▸ **Exercise input**
_ _ _ _ _ _ _
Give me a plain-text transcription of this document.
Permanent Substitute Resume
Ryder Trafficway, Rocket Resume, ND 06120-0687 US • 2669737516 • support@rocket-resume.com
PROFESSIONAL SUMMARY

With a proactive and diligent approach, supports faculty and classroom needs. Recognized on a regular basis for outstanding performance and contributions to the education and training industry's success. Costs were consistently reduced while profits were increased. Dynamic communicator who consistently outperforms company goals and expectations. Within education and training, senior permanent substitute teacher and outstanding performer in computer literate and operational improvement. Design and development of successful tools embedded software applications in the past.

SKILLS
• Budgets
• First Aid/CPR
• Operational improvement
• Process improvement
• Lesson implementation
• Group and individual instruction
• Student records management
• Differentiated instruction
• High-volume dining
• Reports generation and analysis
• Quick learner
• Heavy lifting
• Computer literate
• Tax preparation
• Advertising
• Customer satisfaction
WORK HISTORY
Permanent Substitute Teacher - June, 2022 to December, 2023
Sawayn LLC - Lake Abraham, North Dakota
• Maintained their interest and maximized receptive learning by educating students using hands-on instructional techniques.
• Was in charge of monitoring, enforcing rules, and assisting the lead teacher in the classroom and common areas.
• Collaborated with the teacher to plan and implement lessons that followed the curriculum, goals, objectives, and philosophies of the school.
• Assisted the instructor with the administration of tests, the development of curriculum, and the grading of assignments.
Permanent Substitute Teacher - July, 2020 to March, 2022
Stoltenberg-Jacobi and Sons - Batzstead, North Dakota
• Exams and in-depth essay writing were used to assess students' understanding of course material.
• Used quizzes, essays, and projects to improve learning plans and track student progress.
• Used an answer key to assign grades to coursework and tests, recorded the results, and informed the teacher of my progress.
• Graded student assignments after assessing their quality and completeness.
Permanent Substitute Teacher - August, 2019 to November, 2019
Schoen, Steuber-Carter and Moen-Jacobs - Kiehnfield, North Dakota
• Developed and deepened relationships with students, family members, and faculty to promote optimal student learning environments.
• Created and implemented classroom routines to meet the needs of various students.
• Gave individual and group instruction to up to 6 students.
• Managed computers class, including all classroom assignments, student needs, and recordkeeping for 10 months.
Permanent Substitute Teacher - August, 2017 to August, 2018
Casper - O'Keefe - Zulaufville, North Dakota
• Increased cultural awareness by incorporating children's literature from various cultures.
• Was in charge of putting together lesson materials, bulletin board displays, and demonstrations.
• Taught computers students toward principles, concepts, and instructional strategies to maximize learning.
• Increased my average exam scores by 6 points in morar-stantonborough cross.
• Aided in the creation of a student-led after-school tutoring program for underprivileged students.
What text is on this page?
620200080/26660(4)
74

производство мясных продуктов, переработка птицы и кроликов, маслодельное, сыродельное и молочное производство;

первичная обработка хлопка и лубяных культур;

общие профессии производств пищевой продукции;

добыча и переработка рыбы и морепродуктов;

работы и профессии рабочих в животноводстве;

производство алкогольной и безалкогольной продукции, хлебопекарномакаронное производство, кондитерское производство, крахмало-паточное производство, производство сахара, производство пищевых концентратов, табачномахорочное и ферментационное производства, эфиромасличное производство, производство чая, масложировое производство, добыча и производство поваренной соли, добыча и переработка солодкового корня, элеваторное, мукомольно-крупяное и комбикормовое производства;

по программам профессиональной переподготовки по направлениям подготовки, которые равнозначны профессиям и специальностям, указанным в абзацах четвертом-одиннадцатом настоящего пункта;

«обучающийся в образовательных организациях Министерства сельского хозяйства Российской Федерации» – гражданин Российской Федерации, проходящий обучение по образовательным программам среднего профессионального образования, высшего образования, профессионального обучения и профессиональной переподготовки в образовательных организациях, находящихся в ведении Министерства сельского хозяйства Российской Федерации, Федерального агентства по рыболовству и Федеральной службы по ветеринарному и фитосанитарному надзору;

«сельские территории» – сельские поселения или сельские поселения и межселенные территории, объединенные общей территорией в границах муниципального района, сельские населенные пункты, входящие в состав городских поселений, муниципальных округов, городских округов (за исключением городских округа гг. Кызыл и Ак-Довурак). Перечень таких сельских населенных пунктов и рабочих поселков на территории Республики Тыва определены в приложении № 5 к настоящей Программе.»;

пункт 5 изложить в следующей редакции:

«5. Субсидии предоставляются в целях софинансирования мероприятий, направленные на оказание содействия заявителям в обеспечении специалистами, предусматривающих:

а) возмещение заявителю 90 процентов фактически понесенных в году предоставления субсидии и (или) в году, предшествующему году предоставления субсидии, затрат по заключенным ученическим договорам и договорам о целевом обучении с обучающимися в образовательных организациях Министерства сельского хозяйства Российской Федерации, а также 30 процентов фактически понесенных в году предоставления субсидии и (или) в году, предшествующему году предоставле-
_ _ _ _ _ _ _
▸ **Stated problem**
Every record above must be duplicated exactly.

▸ **Output of the exercise**
Give me a plain-text transcription of this document.
Permanent Substitute Resume
Ryder Trafficway, Rocket Resume, ND 06120-0687 US • 2669737516 • support@rocket-resume.com
PROFESSIONAL SUMMARY

With a proactive and diligent approach, supports faculty and classroom needs. Recognized on a regular basis for outstanding performance and contributions to the education and training industry's success. Costs were consistently reduced while profits were increased. Dynamic communicator who consistently outperforms company goals and expectations. Within education and training, senior permanent substitute teacher and outstanding performer in computer literate and operational improvement. Design and development of successful tools embedded software applications in the past.

SKILLS
• Budgets
• First Aid/CPR
• Operational improvement
• Process improvement
• Lesson implementation
• Group and individual instruction
• Student records management
• Differentiated instruction
• High-volume dining
• Reports generation and analysis
• Quick learner
• Heavy lifting
• Computer literate
• Tax preparation
• Advertising
• Customer satisfaction
WORK HISTORY
Permanent Substitute Teacher - June, 2022 to December, 2023
Sawayn LLC - Lake Abraham, North Dakota
• Maintained their interest and maximized receptive learning by educating students using hands-on instructional techniques.
• Was in charge of monitoring, enforcing rules, and assisting the lead teacher in the classroom and common areas.
• Collaborated with the teacher to plan and implement lessons that followed the curriculum, goals, objectives, and philosophies of the school.
• Assisted the instructor with the administration of tests, the development of curriculum, and the grading of assignments.
Permanent Substitute Teacher - July, 2020 to March, 2022
Stoltenberg-Jacobi and Sons - Batzstead, North Dakota
• Exams and in-depth essay writing were used to assess students' understanding of course material.
• Used quizzes, essays, and projects to improve learning plans and track student progress.
• Used an answer key to assign grades to coursework and tests, recorded the results, and informed the teacher of my progress.
• Graded student assignments after assessing their quality and completeness.
Permanent Substitute Teacher - August, 2019 to November, 2019
Schoen, Steuber-Carter and Moen-Jacobs - Kiehnfield, North Dakota
• Developed and deepened relationships with students, family members, and faculty to promote optimal student learning environments.
• Created and implemented classroom routines to meet the needs of various students.
• Gave individual and group instruction to up to 6 students.
• Managed computers class, including all classroom assignments, student needs, and recordkeeping for 10 months.
Permanent Substitute Teacher - August, 2017 to August, 2018
Casper - O'Keefe - Zulaufville, North Dakota
• Increased cultural awareness by incorporating children's literature from various cultures.
• Was in charge of putting together lesson materials, bulletin board displays, and demonstrations.
• Taught computers students toward principles, concepts, and instructional strategies to maximize learning.
• Increased my average exam scores by 6 points in morar-stantonborough cross.
• Aided in the creation of a student-led after-school tutoring program for underprivileged students.
What text is on this page?
620200080/26660(4)
74

производство мясных продуктов, переработка птицы и кроликов, маслодельное, сыродельное и молочное производство;

первичная обработка хлопка и лубяных культур;

общие профессии производств пищевой продукции;

добыча и переработка рыбы и морепродуктов;

работы и профессии рабочих в животноводстве;

производство алкогольной и безалкогольной продукции, хлебопекарномакаронное производство, кондитерское производство, крахмало-паточное производство, производство сахара, производство пищевых концентратов, табачномахорочное и ферментационное производства, эфиромасличное производство, производство чая, масложировое производство, добыча и производство поваренной соли, добыча и переработка солодкового корня, элеваторное, мукомольно-крупяное и комбикормовое производства;

по программам профессиональной переподготовки по направлениям подготовки, которые равнозначны профессиям и специальностям, указанным в абзацах четвертом-одиннадцатом настоящего пункта;

«обучающийся в образовательных организациях Министерства сельского хозяйства Российской Федерации» – гражданин Российской Федерации, проходящий обучение по образовательным программам среднего профессионального образования, высшего образования, профессионального обучения и профессиональной переподготовки в образовательных организациях, находящихся в ведении Министерства сельского хозяйства Российской Федерации, Федерального агентства по рыболовству и Федеральной службы по ветеринарному и фитосанитарному надзору;

«сельские территории» – сельские поселения или сельские поселения и межселенные территории, объединенные общей территорией в границах муниципального района, сельские населенные пункты, входящие в состав городских поселений, муниципальных округов, городских округов (за исключением городских округа гг. Кызыл и Ак-Довурак). Перечень таких сельских населенных пунктов и рабочих поселков на территории Республики Тыва определены в приложении № 5 к настоящей Программе.»;

пункт 5 изложить в следующей редакции:

«5. Субсидии предоставляются в целях софинансирования мероприятий, направленные на оказание содействия заявителям в обеспечении специалистами, предусматривающих:

а) возмещение заявителю 90 процентов фактически понесенных в году предоставления субсидии и (или) в году, предшествующему году предоставления субсидии, затрат по заключенным ученическим договорам и договорам о целевом обучении с обучающимися в образовательных организациях Министерства сельского хозяйства Российской Федерации, а также 30 процентов фактически понесенных в году предоставления субсидии и (или) в году, предшествующему году предоставле-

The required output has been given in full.